### INSTRUCTIONS TO FOLLOW
Find and copy lines holding "статью".

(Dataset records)
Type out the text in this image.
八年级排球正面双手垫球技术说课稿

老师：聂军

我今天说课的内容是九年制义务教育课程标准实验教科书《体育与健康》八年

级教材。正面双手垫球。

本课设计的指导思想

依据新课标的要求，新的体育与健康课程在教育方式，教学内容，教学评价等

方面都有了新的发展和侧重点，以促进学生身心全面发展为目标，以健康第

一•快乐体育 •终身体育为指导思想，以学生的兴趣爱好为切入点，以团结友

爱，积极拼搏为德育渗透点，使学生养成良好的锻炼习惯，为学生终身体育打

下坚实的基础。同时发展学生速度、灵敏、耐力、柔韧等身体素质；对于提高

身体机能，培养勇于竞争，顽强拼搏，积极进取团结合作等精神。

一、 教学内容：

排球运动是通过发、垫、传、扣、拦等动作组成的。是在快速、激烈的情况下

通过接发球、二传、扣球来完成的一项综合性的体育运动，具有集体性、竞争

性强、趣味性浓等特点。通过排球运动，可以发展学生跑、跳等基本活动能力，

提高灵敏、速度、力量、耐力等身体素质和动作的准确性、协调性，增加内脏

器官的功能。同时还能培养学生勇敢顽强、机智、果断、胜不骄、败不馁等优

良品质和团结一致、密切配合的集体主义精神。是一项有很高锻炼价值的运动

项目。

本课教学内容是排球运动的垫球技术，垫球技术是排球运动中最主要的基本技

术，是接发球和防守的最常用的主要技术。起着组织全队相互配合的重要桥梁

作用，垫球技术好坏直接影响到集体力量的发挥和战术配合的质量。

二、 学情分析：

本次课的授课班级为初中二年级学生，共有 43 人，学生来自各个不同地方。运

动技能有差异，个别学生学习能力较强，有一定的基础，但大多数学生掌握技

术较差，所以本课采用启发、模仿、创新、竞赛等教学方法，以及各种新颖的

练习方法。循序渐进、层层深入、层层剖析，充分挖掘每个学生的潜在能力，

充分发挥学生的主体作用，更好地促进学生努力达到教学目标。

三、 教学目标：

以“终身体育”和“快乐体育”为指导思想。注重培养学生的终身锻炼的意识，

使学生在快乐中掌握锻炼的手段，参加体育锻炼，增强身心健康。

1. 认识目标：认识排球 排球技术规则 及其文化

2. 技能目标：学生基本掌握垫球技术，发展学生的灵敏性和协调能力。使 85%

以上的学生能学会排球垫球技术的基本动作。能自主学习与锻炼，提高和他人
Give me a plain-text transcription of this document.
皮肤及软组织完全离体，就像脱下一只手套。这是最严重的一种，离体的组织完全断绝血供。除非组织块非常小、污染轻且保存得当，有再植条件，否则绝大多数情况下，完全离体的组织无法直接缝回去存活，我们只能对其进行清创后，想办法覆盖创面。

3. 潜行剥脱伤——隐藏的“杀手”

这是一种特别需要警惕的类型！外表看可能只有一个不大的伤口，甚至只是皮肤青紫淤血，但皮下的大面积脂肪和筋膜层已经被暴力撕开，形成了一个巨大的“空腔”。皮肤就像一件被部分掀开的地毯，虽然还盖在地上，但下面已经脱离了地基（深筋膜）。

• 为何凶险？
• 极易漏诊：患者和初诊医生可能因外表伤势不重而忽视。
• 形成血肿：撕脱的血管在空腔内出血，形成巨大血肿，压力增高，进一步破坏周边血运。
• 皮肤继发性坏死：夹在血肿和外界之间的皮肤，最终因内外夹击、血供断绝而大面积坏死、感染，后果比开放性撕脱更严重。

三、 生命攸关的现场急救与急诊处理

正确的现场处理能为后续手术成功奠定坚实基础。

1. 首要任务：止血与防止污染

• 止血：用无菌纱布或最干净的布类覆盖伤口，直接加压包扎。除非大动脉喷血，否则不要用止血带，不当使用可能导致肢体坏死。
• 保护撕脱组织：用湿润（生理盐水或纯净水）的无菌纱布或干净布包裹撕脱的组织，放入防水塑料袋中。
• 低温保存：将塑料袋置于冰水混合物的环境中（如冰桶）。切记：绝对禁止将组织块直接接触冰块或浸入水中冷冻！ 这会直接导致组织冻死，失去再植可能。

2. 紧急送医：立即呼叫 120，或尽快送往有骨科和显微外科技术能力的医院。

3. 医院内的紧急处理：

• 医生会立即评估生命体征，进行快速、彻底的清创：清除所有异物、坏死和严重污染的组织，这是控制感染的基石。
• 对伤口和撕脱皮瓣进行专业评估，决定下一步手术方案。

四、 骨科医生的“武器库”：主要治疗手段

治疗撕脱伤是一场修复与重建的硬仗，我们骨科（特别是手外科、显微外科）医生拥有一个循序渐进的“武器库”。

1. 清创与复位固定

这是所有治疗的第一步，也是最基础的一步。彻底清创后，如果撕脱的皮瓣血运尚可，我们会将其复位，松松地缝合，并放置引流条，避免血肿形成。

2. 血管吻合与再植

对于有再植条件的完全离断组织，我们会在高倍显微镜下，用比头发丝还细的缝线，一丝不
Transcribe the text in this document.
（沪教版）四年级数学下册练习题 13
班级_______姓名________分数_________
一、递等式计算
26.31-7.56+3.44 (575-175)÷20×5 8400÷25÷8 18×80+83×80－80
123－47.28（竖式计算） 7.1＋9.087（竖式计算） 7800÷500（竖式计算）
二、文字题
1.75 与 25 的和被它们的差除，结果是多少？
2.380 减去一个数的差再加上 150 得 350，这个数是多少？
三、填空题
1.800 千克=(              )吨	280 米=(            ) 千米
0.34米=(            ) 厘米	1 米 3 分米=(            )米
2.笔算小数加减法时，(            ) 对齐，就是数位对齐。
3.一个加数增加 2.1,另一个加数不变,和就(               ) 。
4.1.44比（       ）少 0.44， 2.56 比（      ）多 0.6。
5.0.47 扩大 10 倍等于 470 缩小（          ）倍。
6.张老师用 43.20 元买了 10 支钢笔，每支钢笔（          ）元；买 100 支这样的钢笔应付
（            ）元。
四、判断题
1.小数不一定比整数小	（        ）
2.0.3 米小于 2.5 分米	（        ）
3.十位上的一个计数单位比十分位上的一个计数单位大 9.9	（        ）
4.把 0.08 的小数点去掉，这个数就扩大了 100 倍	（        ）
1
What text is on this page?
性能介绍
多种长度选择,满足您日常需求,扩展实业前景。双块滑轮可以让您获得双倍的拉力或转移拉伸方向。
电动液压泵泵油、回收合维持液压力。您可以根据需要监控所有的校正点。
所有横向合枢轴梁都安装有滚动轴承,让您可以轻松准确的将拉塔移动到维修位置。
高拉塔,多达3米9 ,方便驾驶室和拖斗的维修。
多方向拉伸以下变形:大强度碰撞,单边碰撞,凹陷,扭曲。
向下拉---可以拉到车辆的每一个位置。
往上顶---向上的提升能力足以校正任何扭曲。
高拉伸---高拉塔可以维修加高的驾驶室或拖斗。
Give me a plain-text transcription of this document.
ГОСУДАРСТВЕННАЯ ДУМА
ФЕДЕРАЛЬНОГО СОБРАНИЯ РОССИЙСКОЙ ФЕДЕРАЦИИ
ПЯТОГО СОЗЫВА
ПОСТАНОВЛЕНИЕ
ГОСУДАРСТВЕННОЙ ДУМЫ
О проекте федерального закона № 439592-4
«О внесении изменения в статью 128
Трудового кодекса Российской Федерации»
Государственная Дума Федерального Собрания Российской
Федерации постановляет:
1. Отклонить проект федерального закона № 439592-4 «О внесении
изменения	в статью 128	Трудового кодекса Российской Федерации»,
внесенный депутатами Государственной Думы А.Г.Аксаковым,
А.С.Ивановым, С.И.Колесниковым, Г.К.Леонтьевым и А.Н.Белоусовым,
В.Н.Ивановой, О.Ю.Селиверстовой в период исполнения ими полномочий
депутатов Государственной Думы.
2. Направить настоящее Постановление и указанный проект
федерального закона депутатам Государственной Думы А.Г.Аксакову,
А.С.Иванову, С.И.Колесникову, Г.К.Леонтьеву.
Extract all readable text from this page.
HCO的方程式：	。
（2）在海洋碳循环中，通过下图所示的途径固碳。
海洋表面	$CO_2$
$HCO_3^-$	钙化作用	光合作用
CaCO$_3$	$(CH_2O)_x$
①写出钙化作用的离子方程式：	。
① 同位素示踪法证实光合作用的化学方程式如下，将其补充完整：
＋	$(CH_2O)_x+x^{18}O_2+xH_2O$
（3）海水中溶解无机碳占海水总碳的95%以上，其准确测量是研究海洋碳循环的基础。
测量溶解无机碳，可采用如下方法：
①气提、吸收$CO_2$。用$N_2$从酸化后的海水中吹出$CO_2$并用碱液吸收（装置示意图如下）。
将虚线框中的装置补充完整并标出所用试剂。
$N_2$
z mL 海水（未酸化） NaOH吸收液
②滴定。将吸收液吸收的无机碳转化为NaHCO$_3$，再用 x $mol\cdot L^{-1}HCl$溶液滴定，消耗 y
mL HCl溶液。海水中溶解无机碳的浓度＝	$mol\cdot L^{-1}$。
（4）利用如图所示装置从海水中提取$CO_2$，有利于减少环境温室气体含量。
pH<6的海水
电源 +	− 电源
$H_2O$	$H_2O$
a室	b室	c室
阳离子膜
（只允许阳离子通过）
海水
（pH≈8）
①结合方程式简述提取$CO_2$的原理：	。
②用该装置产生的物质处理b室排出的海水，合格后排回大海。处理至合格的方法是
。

### SOLUTION FOR THIS EXERCISE
«О внесении изменения в статью 128
изменения	в статью 128	Трудового кодекса Российской Федерации»,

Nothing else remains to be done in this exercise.